DESCRIPTION OF THE TASK –
Copy each line below that contains "structured".

====== INPUT DATA

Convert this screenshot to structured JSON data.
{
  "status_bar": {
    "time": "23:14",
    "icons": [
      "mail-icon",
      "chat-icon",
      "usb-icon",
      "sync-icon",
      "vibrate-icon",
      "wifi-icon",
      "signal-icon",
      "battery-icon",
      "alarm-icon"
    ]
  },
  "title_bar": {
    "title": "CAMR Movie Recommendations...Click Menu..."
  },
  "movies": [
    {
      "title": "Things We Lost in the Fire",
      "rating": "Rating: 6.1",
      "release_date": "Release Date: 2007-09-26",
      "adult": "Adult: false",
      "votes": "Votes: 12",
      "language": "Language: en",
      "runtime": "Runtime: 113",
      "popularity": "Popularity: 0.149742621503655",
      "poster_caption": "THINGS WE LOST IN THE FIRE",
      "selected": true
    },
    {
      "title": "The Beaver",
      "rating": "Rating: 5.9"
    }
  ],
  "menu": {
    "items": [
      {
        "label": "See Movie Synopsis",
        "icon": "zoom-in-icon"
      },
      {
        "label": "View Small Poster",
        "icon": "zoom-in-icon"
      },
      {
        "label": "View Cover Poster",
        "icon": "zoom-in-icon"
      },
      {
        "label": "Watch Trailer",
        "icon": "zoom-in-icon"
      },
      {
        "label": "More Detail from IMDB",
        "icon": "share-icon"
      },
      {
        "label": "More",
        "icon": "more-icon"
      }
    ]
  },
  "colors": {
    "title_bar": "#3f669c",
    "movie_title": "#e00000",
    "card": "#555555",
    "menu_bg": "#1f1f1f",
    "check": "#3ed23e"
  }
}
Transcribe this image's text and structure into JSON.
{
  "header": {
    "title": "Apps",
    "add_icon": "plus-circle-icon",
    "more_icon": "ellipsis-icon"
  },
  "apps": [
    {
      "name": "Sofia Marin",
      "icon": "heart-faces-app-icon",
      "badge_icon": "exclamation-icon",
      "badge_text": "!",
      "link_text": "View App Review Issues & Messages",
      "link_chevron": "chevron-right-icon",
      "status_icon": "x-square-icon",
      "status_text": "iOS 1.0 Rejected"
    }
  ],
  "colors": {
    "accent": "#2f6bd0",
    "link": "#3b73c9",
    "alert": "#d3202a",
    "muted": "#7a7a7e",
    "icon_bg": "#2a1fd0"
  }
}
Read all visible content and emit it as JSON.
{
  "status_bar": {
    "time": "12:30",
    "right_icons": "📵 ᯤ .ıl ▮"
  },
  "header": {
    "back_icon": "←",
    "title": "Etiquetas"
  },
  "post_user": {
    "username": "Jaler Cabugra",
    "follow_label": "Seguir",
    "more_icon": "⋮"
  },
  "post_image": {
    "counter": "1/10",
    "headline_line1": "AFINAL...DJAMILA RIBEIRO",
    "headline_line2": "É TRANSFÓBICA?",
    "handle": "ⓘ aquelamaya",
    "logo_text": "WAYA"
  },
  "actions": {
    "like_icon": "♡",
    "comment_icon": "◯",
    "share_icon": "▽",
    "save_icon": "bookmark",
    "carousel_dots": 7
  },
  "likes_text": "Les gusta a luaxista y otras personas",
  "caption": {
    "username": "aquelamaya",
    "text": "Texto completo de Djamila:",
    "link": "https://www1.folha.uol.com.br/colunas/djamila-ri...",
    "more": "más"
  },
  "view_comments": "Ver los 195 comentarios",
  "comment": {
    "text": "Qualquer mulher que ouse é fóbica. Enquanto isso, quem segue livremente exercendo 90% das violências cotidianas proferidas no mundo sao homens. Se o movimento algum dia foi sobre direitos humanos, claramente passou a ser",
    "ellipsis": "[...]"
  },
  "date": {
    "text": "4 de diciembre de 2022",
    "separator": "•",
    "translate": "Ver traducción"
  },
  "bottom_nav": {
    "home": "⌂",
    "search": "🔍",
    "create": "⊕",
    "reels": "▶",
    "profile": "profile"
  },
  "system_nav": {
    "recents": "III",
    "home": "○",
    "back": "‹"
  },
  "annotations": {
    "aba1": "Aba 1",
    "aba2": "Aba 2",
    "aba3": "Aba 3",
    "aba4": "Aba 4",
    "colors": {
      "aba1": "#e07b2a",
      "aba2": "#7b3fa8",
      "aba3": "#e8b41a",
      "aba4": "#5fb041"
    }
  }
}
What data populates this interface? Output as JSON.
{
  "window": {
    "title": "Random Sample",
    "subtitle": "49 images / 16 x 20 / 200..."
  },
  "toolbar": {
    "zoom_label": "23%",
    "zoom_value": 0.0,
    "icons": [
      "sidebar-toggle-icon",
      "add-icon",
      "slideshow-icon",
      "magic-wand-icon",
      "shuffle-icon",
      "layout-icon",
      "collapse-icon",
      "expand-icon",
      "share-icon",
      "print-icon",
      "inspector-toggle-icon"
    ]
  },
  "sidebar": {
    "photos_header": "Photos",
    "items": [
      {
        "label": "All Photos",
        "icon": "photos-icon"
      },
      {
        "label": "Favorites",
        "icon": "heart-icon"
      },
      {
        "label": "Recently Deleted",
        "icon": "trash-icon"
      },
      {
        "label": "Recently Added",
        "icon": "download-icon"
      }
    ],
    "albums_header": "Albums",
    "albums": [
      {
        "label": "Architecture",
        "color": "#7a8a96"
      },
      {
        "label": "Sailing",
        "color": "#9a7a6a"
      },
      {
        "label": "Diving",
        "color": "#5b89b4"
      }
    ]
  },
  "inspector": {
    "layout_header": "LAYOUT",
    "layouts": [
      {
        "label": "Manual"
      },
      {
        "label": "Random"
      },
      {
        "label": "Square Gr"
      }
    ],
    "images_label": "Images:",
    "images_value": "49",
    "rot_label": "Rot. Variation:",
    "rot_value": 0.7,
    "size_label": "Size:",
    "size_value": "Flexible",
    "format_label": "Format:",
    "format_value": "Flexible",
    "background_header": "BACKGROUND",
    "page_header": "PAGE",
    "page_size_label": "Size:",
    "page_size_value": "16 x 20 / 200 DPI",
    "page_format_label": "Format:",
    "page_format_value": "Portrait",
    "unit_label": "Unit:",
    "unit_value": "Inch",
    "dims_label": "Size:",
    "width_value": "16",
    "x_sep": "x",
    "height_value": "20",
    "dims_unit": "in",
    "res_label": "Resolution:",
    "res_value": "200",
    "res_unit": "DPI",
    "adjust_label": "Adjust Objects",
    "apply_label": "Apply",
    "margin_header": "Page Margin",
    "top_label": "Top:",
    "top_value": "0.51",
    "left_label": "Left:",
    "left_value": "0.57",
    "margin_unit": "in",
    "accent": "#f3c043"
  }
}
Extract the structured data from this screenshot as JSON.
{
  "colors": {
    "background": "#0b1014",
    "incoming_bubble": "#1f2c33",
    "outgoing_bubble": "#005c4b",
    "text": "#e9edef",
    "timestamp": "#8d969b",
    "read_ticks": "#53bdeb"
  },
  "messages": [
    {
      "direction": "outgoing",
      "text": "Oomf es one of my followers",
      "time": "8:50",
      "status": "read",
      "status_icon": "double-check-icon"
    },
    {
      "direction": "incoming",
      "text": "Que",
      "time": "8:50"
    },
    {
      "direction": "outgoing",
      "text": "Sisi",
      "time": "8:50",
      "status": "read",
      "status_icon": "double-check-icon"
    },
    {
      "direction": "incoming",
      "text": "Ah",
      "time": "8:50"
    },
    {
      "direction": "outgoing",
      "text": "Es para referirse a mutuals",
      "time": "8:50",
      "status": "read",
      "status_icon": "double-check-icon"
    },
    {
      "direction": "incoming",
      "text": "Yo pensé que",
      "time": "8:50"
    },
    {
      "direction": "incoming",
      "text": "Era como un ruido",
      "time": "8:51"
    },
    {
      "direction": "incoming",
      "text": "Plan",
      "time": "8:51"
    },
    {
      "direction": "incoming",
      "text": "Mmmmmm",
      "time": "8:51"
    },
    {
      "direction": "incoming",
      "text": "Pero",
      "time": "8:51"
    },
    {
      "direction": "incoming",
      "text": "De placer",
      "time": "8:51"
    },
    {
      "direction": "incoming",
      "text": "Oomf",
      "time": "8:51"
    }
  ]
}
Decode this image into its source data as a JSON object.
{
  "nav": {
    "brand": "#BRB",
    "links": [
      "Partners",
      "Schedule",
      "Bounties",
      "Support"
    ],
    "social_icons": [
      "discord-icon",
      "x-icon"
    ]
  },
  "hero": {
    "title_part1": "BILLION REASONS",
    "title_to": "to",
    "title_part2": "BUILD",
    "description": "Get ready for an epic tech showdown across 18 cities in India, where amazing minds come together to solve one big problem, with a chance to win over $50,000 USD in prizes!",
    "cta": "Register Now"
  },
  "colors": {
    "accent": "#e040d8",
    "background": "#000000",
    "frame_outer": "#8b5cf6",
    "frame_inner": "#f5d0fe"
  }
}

============

WORKED ANSWER –
Convert this screenshot to structured JSON data.
Extract the structured data from this screenshot as JSON.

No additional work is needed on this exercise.